(Figure record listings)
━━━━━━

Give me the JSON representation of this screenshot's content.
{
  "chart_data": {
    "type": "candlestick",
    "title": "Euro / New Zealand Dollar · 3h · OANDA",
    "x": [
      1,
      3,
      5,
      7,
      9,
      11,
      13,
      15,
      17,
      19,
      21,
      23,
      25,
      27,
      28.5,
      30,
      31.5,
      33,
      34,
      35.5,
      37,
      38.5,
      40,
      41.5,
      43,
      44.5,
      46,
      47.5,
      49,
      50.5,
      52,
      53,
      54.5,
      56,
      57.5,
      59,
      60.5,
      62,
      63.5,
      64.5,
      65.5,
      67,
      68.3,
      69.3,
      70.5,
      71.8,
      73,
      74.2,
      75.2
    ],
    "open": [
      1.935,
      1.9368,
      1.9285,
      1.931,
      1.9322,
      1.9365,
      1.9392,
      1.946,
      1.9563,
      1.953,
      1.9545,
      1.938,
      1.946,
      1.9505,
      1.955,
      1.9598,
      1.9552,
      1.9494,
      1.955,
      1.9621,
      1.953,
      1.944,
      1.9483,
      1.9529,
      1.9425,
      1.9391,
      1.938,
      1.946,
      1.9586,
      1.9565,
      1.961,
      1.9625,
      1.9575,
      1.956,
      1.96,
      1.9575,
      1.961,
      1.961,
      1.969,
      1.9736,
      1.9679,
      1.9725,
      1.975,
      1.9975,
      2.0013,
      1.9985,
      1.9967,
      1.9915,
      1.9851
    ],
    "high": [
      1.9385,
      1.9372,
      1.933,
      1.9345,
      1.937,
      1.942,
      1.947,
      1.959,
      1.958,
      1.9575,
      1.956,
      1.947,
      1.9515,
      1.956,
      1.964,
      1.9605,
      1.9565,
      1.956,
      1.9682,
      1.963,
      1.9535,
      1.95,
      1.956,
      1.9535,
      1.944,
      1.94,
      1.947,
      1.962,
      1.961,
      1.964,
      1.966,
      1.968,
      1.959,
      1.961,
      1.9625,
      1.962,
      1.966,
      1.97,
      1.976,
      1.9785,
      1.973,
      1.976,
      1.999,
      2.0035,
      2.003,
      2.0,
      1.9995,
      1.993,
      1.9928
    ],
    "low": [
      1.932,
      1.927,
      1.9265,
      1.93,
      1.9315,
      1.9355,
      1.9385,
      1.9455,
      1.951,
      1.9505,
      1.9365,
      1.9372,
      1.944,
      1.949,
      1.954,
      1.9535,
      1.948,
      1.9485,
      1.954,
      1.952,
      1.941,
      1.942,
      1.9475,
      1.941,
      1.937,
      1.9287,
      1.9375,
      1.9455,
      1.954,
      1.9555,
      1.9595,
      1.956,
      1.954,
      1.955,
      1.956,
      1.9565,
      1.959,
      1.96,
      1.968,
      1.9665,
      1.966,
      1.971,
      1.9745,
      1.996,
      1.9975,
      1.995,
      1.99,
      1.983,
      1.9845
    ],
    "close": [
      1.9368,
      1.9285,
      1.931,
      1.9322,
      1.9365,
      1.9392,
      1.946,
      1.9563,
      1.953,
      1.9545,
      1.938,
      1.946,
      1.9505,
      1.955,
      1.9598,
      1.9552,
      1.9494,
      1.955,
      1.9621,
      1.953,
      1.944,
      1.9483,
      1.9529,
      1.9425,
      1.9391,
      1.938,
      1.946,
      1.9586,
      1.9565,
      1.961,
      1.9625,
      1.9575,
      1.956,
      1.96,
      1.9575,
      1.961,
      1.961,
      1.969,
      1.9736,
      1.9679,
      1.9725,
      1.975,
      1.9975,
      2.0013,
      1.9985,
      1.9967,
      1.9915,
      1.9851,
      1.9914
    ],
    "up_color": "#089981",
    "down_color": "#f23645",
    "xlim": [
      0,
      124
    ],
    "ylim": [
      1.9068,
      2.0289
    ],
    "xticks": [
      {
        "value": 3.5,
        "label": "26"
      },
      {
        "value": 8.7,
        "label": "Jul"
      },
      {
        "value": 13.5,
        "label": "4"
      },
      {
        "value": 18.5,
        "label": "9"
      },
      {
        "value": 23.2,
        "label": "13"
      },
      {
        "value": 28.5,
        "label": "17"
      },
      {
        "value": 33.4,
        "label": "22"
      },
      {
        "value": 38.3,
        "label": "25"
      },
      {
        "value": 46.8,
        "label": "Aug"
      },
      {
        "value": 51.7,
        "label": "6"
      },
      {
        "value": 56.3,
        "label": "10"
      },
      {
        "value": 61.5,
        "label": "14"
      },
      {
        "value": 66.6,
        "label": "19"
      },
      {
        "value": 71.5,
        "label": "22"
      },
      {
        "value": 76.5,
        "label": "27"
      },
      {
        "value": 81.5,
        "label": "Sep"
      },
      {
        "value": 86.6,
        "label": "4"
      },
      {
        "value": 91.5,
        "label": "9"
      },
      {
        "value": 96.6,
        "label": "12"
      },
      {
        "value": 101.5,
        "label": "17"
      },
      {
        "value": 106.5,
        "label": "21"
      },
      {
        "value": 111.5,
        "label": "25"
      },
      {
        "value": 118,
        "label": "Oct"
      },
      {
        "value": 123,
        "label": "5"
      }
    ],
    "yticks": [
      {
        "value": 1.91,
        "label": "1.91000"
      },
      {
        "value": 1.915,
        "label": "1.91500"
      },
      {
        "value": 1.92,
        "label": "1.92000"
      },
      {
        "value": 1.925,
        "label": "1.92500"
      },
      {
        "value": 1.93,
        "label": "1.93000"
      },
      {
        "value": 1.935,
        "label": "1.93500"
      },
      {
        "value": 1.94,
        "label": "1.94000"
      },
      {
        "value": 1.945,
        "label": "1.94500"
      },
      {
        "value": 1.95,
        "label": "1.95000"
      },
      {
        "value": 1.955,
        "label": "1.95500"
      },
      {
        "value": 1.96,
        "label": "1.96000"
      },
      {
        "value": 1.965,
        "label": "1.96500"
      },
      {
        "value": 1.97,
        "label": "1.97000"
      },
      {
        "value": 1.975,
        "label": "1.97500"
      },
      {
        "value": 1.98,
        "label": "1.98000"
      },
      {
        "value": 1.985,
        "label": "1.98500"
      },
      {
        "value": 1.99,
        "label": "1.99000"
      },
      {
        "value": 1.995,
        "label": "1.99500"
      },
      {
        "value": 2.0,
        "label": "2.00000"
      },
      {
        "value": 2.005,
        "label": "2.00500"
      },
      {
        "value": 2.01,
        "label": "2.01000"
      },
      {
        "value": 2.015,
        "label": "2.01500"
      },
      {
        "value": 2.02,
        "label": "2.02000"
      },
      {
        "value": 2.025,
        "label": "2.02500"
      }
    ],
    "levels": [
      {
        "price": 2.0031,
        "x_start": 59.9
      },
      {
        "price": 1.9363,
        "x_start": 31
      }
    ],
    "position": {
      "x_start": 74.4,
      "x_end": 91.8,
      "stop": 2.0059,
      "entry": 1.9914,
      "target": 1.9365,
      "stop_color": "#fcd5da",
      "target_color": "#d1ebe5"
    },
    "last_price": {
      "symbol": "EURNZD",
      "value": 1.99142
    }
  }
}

━━━━━━

_Set problem:_
Reproduce the full listing exactly.

_Result:_
Give me the JSON representation of this screenshot's content.
{
  "chart_data": {
    "type": "candlestick",
    "title": "Euro / New Zealand Dollar · 3h · OANDA",
    "x": [
      1,
      3,
      5,
      7,
      9,
      11,
      13,
      15,
      17,
      19,
      21,
      23,
      25,
      27,
      28.5,
      30,
      31.5,
      33,
      34,
      35.5,
      37,
      38.5,
      40,
      41.5,
      43,
      44.5,
      46,
      47.5,
      49,
      50.5,
      52,
      53,
      54.5,
      56,
      57.5,
      59,
      60.5,
      62,
      63.5,
      64.5,
      65.5,
      67,
      68.3,
      69.3,
      70.5,
      71.8,
      73,
      74.2,
      75.2
    ],
    "open": [
      1.935,
      1.9368,
      1.9285,
      1.931,
      1.9322,
      1.9365,
      1.9392,
      1.946,
      1.9563,
      1.953,
      1.9545,
      1.938,
      1.946,
      1.9505,
      1.955,
      1.9598,
      1.9552,
      1.9494,
      1.955,
      1.9621,
      1.953,
      1.944,
      1.9483,
      1.9529,
      1.9425,
      1.9391,
      1.938,
      1.946,
      1.9586,
      1.9565,
      1.961,
      1.9625,
      1.9575,
      1.956,
      1.96,
      1.9575,
      1.961,
      1.961,
      1.969,
      1.9736,
      1.9679,
      1.9725,
      1.975,
      1.9975,
      2.0013,
      1.9985,
      1.9967,
      1.9915,
      1.9851
    ],
    "high": [
      1.9385,
      1.9372,
      1.933,
      1.9345,
      1.937,
      1.942,
      1.947,
      1.959,
      1.958,
      1.9575,
      1.956,
      1.947,
      1.9515,
      1.956,
      1.964,
      1.9605,
      1.9565,
      1.956,
      1.9682,
      1.963,
      1.9535,
      1.95,
      1.956,
      1.9535,
      1.944,
      1.94,
      1.947,
      1.962,
      1.961,
      1.964,
      1.966,
      1.968,
      1.959,
      1.961,
      1.9625,
      1.962,
      1.966,
      1.97,
      1.976,
      1.9785,
      1.973,
      1.976,
      1.999,
      2.0035,
      2.003,
      2.0,
      1.9995,
      1.993,
      1.9928
    ],
    "low": [
      1.932,
      1.927,
      1.9265,
      1.93,
      1.9315,
      1.9355,
      1.9385,
      1.9455,
      1.951,
      1.9505,
      1.9365,
      1.9372,
      1.944,
      1.949,
      1.954,
      1.9535,
      1.948,
      1.9485,
      1.954,
      1.952,
      1.941,
      1.942,
      1.9475,
      1.941,
      1.937,
      1.9287,
      1.9375,
      1.9455,
      1.954,
      1.9555,
      1.9595,
      1.956,
      1.954,
      1.955,
      1.956,
      1.9565,
      1.959,
      1.96,
      1.968,
      1.9665,
      1.966,
      1.971,
      1.9745,
      1.996,
      1.9975,
      1.995,
      1.99,
      1.983,
      1.9845
    ],
    "close": [
      1.9368,
      1.9285,
      1.931,
      1.9322,
      1.9365,
      1.9392,
      1.946,
      1.9563,
      1.953,
      1.9545,
      1.938,
      1.946,
      1.9505,
      1.955,
      1.9598,
      1.9552,
      1.9494,
      1.955,
      1.9621,
      1.953,
      1.944,
      1.9483,
      1.9529,
      1.9425,
      1.9391,
      1.938,
      1.946,
      1.9586,
      1.9565,
      1.961,
      1.9625,
      1.9575,
      1.956,
      1.96,
      1.9575,
      1.961,
      1.961,
      1.969,
      1.9736,
      1.9679,
      1.9725,
      1.975,
      1.9975,
      2.0013,
      1.9985,
      1.9967,
      1.9915,
      1.9851,
      1.9914
    ],
    "up_color": "#089981",
    "down_color": "#f23645",
    "xlim": [
      0,
      124
    ],
    "ylim": [
      1.9068,
      2.0289
    ],
    "xticks": [
      {
        "value": 3.5,
        "label": "26"
      },
      {
        "value": 8.7,
        "label": "Jul"
      },
      {
        "value": 13.5,
        "label": "4"
      },
      {
        "value": 18.5,
        "label": "9"
      },
      {
        "value": 23.2,
        "label": "13"
      },
      {
        "value": 28.5,
        "label": "17"
      },
      {
        "value": 33.4,
        "label": "22"
      },
      {
        "value": 38.3,
        "label": "25"
      },
      {
        "value": 46.8,
        "label": "Aug"
      },
      {
        "value": 51.7,
        "label": "6"
      },
      {
        "value": 56.3,
        "label": "10"
      },
      {
        "value": 61.5,
        "label": "14"
      },
      {
        "value": 66.6,
        "label": "19"
      },
      {
        "value": 71.5,
        "label": "22"
      },
      {
        "value": 76.5,
        "label": "27"
      },
      {
        "value": 81.5,
        "label": "Sep"
      },
      {
        "value": 86.6,
        "label": "4"
      },
      {
        "value": 91.5,
        "label": "9"
      },
      {
        "value": 96.6,
        "label": "12"
      },
      {
        "value": 101.5,
        "label": "17"
      },
      {
        "value": 106.5,
        "label": "21"
      },
      {
        "value": 111.5,
        "label": "25"
      },
      {
        "value": 118,
        "label": "Oct"
      },
      {
        "value": 123,
        "label": "5"
      }
    ],
    "yticks": [
      {
        "value": 1.91,
        "label": "1.91000"
      },
      {
        "value": 1.915,
        "label": "1.91500"
      },
      {
        "value": 1.92,
        "label": "1.92000"
      },
      {
        "value": 1.925,
        "label": "1.92500"
      },
      {
        "value": 1.93,
        "label": "1.93000"
      },
      {
        "value": 1.935,
        "label": "1.93500"
      },
      {
        "value": 1.94,
        "label": "1.94000"
      },
      {
        "value": 1.945,
        "label": "1.94500"
      },
      {
        "value": 1.95,
        "label": "1.95000"
      },
      {
        "value": 1.955,
        "label": "1.95500"
      },
      {
        "value": 1.96,
        "label": "1.96000"
      },
      {
        "value": 1.965,
        "label": "1.96500"
      },
      {
        "value": 1.97,
        "label": "1.97000"
      },
      {
        "value": 1.975,
        "label": "1.97500"
      },
      {
        "value": 1.98,
        "label": "1.98000"
      },
      {
        "value": 1.985,
        "label": "1.98500"
      },
      {
        "value": 1.99,
        "label": "1.99000"
      },
      {
        "value": 1.995,
        "label": "1.99500"
      },
      {
        "value": 2.0,
        "label": "2.00000"
      },
      {
        "value": 2.005,
        "label": "2.00500"
      },
      {
        "value": 2.01,
        "label": "2.01000"
      },
      {
        "value": 2.015,
        "label": "2.01500"
      },
      {
        "value": 2.02,
        "label": "2.02000"
      },
      {
        "value": 2.025,
        "label": "2.02500"
      }
    ],
    "levels": [
      {
        "price": 2.0031,
        "x_start": 59.9
      },
      {
        "price": 1.9363,
        "x_start": 31
      }
    ],
    "position": {
      "x_start": 74.4,
      "x_end": 91.8,
      "stop": 2.0059,
      "entry": 1.9914,
      "target": 1.9365,
      "stop_color": "#fcd5da",
      "target_color": "#d1ebe5"
    },
    "last_price": {
      "symbol": "EURNZD",
      "value": 1.99142
    }
  }
}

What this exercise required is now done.